Which lines hold the word "order"? Copy each one.

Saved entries
━━━━━━━━━━━━━━━━

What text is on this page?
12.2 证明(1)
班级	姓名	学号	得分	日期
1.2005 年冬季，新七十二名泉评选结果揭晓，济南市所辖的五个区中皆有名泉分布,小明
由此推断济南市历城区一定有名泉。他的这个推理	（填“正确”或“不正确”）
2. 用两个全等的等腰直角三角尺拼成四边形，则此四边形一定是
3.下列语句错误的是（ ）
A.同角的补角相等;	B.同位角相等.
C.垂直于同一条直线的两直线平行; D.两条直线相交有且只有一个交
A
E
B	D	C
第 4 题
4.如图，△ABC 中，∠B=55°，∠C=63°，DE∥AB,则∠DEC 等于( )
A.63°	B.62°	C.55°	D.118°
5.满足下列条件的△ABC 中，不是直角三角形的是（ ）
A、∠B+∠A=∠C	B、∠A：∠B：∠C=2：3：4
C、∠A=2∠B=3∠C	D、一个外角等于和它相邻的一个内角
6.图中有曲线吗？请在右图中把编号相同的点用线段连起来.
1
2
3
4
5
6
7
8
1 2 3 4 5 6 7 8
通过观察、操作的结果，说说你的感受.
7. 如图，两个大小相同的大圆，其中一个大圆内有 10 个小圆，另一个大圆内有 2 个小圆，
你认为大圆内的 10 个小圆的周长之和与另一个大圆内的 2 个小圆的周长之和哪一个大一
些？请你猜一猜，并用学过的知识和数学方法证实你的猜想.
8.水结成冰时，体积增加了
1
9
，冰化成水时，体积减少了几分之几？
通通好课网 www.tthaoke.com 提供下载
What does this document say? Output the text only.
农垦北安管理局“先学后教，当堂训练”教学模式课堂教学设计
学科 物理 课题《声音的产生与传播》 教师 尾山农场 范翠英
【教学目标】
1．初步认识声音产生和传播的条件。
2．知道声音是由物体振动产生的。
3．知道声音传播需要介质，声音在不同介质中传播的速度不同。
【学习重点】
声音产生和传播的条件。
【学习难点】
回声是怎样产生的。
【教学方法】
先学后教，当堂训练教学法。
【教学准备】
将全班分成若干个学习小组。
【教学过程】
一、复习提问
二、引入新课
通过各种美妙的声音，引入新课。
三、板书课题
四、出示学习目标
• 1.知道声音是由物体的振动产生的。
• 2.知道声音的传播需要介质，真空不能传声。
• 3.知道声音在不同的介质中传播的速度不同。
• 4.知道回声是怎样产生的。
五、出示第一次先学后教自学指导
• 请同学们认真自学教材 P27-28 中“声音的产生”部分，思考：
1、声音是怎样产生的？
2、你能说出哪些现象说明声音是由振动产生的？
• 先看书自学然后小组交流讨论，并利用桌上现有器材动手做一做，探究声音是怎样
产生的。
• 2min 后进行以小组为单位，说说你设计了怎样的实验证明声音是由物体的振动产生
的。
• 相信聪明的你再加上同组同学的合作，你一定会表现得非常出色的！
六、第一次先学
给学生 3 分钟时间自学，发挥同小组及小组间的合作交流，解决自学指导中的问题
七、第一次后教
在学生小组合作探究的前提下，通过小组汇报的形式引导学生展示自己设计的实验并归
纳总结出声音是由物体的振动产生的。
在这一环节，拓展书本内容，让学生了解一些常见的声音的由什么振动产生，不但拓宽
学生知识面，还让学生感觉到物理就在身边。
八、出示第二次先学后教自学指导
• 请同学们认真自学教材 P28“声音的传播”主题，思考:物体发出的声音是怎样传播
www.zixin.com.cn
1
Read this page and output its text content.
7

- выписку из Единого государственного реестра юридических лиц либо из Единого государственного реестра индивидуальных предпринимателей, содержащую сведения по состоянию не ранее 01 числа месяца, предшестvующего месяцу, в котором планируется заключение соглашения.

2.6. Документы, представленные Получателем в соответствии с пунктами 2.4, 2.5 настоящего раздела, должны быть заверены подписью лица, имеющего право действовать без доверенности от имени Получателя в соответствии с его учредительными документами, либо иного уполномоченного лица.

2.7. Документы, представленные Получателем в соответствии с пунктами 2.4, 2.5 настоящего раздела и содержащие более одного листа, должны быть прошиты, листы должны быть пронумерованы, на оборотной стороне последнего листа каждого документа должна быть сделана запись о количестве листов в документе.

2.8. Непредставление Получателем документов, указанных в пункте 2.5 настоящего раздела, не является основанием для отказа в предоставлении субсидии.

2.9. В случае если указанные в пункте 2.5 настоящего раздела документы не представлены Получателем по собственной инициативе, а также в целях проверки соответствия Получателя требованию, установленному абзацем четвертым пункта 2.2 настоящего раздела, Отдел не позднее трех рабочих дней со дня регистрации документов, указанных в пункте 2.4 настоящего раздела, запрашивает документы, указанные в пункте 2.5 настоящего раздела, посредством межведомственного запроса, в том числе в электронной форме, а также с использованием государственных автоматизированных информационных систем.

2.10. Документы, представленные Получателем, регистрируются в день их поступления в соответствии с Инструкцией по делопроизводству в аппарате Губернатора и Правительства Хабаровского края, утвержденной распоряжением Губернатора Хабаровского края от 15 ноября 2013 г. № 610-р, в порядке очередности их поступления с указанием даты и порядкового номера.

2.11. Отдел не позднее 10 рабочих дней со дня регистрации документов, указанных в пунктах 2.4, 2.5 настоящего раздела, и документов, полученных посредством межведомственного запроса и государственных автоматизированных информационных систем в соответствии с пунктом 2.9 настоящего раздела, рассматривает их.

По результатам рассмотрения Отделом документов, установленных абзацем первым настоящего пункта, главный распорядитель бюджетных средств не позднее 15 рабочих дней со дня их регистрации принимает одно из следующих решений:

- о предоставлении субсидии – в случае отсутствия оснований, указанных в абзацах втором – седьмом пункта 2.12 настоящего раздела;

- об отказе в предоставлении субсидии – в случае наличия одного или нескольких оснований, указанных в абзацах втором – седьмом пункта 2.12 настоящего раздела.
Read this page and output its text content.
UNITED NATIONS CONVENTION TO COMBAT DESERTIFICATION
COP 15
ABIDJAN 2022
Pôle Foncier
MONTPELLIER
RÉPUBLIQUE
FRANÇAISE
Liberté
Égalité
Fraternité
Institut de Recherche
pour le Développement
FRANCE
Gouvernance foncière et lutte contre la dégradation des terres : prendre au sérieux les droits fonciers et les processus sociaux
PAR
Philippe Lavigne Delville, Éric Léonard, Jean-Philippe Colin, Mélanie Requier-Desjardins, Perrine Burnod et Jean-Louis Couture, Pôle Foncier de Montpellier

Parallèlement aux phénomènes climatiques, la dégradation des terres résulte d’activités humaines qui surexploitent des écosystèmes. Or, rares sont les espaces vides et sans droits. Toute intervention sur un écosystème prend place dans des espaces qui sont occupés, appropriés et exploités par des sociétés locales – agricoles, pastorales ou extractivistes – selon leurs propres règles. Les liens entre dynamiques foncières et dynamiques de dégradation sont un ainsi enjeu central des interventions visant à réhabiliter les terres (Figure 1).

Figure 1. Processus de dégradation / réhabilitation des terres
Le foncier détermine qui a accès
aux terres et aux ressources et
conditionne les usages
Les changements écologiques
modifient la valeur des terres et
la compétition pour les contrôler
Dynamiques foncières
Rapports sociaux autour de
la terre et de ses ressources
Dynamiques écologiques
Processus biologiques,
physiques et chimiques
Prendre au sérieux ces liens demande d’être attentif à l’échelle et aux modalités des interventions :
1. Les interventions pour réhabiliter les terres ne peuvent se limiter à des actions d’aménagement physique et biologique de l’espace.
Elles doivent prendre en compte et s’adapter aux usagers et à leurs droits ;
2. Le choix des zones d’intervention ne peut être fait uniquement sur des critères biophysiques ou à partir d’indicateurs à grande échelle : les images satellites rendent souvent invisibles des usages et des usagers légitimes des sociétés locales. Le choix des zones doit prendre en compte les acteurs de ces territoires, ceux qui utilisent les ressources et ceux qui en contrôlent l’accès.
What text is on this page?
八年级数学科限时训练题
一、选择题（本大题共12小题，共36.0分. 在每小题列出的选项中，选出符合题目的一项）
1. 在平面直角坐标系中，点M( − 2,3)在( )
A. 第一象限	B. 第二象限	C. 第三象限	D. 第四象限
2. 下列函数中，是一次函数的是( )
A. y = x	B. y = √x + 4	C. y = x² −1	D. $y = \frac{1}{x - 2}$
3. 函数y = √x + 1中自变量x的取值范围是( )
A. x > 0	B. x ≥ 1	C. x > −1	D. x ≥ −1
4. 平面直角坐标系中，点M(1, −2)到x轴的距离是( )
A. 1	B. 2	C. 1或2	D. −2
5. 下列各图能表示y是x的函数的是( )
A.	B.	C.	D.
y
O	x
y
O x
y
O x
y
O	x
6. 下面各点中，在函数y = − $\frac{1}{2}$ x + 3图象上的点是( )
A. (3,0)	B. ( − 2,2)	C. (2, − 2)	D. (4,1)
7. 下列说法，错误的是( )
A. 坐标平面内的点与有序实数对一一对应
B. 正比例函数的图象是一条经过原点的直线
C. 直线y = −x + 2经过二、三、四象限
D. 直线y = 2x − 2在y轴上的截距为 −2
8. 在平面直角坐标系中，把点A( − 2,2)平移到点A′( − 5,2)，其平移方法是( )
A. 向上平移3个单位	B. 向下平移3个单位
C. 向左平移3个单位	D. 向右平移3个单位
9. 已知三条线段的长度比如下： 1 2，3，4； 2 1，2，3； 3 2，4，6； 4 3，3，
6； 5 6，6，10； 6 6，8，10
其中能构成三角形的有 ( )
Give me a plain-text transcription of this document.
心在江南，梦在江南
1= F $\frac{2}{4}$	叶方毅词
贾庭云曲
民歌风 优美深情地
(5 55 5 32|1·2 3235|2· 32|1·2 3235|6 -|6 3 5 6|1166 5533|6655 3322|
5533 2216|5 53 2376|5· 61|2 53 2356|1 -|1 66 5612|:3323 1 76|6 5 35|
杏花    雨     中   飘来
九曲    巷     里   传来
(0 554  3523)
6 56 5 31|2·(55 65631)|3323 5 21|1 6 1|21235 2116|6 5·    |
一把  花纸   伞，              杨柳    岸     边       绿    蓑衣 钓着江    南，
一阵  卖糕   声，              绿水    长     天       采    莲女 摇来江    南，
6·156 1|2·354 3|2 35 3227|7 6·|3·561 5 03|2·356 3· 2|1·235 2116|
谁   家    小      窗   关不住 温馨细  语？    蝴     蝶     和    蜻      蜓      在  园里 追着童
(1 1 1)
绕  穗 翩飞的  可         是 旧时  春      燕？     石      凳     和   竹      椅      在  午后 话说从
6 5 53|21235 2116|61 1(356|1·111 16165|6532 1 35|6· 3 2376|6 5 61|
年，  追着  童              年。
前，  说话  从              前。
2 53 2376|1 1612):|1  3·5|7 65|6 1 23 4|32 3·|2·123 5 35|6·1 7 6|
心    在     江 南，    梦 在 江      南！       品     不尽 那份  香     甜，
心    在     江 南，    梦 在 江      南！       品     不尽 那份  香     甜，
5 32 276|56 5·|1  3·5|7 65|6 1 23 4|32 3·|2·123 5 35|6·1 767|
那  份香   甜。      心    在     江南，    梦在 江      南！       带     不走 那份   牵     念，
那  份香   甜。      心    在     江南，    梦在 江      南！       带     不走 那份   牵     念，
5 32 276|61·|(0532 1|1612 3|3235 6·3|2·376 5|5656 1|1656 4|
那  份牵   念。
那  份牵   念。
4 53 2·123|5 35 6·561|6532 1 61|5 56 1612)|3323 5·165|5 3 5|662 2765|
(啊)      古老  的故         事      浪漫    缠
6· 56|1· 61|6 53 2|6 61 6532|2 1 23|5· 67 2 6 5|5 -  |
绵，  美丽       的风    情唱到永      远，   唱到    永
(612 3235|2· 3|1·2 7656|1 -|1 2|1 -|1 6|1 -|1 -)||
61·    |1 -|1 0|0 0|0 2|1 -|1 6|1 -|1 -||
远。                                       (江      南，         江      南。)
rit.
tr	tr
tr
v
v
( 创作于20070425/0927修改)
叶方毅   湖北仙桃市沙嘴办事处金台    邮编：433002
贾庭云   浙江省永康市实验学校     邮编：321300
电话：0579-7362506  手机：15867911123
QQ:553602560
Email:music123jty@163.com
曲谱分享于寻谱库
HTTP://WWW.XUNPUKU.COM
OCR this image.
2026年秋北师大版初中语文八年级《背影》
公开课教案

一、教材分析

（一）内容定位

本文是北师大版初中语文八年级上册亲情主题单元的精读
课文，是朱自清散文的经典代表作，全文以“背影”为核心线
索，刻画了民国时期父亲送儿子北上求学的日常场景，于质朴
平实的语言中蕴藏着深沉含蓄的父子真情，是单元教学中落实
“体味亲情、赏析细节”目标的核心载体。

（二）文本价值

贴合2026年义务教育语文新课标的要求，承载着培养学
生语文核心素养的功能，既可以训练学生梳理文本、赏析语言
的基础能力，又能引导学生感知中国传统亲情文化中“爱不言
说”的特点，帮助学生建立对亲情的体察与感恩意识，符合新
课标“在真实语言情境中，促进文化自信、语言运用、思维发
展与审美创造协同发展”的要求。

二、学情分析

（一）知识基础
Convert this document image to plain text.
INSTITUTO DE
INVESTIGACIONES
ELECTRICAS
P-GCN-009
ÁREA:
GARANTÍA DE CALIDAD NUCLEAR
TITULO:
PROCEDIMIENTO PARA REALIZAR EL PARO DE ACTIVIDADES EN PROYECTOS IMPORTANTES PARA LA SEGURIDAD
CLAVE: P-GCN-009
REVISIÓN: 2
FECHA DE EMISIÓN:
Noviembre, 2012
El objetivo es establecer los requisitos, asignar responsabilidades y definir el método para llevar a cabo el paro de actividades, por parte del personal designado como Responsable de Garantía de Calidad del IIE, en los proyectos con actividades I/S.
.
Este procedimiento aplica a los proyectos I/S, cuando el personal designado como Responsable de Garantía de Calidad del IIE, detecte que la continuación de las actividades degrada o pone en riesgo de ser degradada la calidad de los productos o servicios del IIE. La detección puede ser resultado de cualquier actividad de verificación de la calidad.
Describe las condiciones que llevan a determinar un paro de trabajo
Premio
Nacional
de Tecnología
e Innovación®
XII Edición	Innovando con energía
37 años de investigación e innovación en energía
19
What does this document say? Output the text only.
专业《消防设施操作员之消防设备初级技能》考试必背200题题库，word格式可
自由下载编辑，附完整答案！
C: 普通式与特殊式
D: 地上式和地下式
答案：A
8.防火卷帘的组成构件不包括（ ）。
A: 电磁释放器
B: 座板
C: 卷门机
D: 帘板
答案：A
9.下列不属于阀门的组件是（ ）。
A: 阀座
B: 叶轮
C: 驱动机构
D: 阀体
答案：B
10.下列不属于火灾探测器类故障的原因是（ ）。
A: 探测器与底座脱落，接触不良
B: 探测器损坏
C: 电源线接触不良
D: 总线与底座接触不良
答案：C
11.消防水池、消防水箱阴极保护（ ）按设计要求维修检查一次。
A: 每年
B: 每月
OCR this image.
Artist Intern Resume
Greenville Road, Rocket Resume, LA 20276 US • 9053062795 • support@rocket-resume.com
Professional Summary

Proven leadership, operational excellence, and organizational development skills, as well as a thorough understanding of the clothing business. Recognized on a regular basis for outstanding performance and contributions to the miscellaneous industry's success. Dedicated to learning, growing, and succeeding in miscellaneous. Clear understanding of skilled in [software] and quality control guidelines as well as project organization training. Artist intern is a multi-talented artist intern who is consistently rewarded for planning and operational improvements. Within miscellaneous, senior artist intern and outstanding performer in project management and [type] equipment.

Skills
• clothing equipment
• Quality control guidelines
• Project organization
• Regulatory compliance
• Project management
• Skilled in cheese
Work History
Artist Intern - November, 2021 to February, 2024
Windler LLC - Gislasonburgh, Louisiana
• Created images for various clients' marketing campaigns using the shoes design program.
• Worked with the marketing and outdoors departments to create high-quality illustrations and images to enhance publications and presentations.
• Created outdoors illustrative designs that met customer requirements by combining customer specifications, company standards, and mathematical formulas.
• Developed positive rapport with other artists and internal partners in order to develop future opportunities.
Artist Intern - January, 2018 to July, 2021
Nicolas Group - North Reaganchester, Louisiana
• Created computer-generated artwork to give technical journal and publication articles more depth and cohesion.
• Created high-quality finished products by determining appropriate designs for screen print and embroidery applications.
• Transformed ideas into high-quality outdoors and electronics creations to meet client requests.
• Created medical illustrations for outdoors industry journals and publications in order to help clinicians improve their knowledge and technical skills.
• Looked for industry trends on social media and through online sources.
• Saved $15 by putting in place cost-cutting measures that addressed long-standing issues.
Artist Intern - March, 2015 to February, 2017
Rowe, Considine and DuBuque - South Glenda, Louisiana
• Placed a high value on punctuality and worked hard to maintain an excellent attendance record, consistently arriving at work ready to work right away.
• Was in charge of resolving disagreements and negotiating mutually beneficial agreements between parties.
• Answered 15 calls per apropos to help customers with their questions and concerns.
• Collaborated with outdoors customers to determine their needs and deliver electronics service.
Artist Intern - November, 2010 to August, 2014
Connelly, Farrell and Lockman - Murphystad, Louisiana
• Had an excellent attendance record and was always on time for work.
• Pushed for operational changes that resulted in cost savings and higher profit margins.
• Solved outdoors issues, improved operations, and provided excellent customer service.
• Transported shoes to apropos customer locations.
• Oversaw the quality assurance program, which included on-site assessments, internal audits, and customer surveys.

━━━━━━━━━━━━━━━━

> **Solution to this exercise**:
• Developed positive rapport with other artists and internal partners in order to develop future opportunities.
• Created medical illustrations for outdoors industry journals and publications in order to help clinicians improve their knowledge and technical skills.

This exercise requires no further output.